_Task to carry out_.
Can you quote the records below in full, word for word?
■ ■ ■ ■ ■ ■ ■
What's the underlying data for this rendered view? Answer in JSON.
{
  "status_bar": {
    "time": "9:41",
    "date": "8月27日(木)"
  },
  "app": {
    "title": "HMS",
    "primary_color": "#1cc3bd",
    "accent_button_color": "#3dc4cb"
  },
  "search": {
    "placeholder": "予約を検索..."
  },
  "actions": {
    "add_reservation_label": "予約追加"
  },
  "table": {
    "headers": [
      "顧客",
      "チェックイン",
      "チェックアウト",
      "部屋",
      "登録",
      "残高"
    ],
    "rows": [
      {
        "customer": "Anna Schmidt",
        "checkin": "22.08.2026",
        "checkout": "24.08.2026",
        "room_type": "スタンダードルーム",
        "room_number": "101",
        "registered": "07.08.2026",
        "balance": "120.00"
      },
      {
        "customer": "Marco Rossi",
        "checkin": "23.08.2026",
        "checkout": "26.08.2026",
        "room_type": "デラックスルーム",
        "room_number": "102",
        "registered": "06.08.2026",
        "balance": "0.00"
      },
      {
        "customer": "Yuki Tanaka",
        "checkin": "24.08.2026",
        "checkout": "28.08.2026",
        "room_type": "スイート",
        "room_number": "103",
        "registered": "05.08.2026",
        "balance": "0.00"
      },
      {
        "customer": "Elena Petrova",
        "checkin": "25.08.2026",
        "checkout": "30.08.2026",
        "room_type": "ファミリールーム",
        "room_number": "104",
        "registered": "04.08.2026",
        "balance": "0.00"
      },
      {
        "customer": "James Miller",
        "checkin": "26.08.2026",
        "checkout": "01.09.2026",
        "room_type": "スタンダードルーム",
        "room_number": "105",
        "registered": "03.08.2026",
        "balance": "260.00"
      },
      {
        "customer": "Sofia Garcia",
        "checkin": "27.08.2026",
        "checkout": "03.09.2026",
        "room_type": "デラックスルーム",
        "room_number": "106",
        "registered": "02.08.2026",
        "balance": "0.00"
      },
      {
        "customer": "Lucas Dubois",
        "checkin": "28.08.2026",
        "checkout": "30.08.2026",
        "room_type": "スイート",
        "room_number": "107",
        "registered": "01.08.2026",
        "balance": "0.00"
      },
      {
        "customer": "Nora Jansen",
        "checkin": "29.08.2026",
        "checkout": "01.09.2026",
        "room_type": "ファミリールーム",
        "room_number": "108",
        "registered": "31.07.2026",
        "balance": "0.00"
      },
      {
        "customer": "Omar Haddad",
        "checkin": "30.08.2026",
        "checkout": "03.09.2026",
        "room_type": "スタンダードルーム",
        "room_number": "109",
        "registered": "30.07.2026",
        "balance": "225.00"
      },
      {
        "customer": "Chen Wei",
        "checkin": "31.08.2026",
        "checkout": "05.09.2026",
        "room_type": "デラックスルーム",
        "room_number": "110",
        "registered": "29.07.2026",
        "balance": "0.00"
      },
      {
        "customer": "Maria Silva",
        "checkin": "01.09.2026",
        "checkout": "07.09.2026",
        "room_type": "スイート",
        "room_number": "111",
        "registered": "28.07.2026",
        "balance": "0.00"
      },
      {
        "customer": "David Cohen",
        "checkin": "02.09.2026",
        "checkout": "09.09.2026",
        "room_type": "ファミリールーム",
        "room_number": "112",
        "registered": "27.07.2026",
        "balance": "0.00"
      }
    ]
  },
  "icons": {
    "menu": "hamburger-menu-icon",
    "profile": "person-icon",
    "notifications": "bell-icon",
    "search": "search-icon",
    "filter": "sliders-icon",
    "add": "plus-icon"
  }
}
■ ■ ■ ■ ■ ■ ■
_Reply to the task_.
What's the underlying data for this rendered view? Answer in JSON.
{
  "status_bar": {
    "time": "9:41",
    "date": "8月27日(木)"
  },
  "app": {
    "title": "HMS",
    "primary_color": "#1cc3bd",
    "accent_button_color": "#3dc4cb"
  },
  "search": {
    "placeholder": "予約を検索..."
  },
  "actions": {
    "add_reservation_label": "予約追加"
  },
  "table": {
    "headers": [
      "顧客",
      "チェックイン",
      "チェックアウト",
      "部屋",
      "登録",
      "残高"
    ],
    "rows": [
      {
        "customer": "Anna Schmidt",
        "checkin": "22.08.2026",
        "checkout": "24.08.2026",
        "room_type": "スタンダードルーム",
        "room_number": "101",
        "registered": "07.08.2026",
        "balance": "120.00"
      },
      {
        "customer": "Marco Rossi",
        "checkin": "23.08.2026",
        "checkout": "26.08.2026",
        "room_type": "デラックスルーム",
        "room_number": "102",
        "registered": "06.08.2026",
        "balance": "0.00"
      },
      {
        "customer": "Yuki Tanaka",
        "checkin": "24.08.2026",
        "checkout": "28.08.2026",
        "room_type": "スイート",
        "room_number": "103",
        "registered": "05.08.2026",
        "balance": "0.00"
      },
      {
        "customer": "Elena Petrova",
        "checkin": "25.08.2026",
        "checkout": "30.08.2026",
        "room_type": "ファミリールーム",
        "room_number": "104",
        "registered": "04.08.2026",
        "balance": "0.00"
      },
      {
        "customer": "James Miller",
        "checkin": "26.08.2026",
        "checkout": "01.09.2026",
        "room_type": "スタンダードルーム",
        "room_number": "105",
        "registered": "03.08.2026",
        "balance": "260.00"
      },
      {
        "customer": "Sofia Garcia",
        "checkin": "27.08.2026",
        "checkout": "03.09.2026",
        "room_type": "デラックスルーム",
        "room_number": "106",
        "registered": "02.08.2026",
        "balance": "0.00"
      },
      {
        "customer": "Lucas Dubois",
        "checkin": "28.08.2026",
        "checkout": "30.08.2026",
        "room_type": "スイート",
        "room_number": "107",
        "registered": "01.08.2026",
        "balance": "0.00"
      },
      {
        "customer": "Nora Jansen",
        "checkin": "29.08.2026",
        "checkout": "01.09.2026",
        "room_type": "ファミリールーム",
        "room_number": "108",
        "registered": "31.07.2026",
        "balance": "0.00"
      },
      {
        "customer": "Omar Haddad",
        "checkin": "30.08.2026",
        "checkout": "03.09.2026",
        "room_type": "スタンダードルーム",
        "room_number": "109",
        "registered": "30.07.2026",
        "balance": "225.00"
      },
      {
        "customer": "Chen Wei",
        "checkin": "31.08.2026",
        "checkout": "05.09.2026",
        "room_type": "デラックスルーム",
        "room_number": "110",
        "registered": "29.07.2026",
        "balance": "0.00"
      },
      {
        "customer": "Maria Silva",
        "checkin": "01.09.2026",
        "checkout": "07.09.2026",
        "room_type": "スイート",
        "room_number": "111",
        "registered": "28.07.2026",
        "balance": "0.00"
      },
      {
        "customer": "David Cohen",
        "checkin": "02.09.2026",
        "checkout": "09.09.2026",
        "room_type": "ファミリールーム",
        "room_number": "112",
        "registered": "27.07.2026",
        "balance": "0.00"
      }
    ]
  },
  "icons": {
    "menu": "hamburger-menu-icon",
    "profile": "person-icon",
    "notifications": "bell-icon",
    "search": "search-icon",
    "filter": "sliders-icon",
    "add": "plus-icon"
  }
}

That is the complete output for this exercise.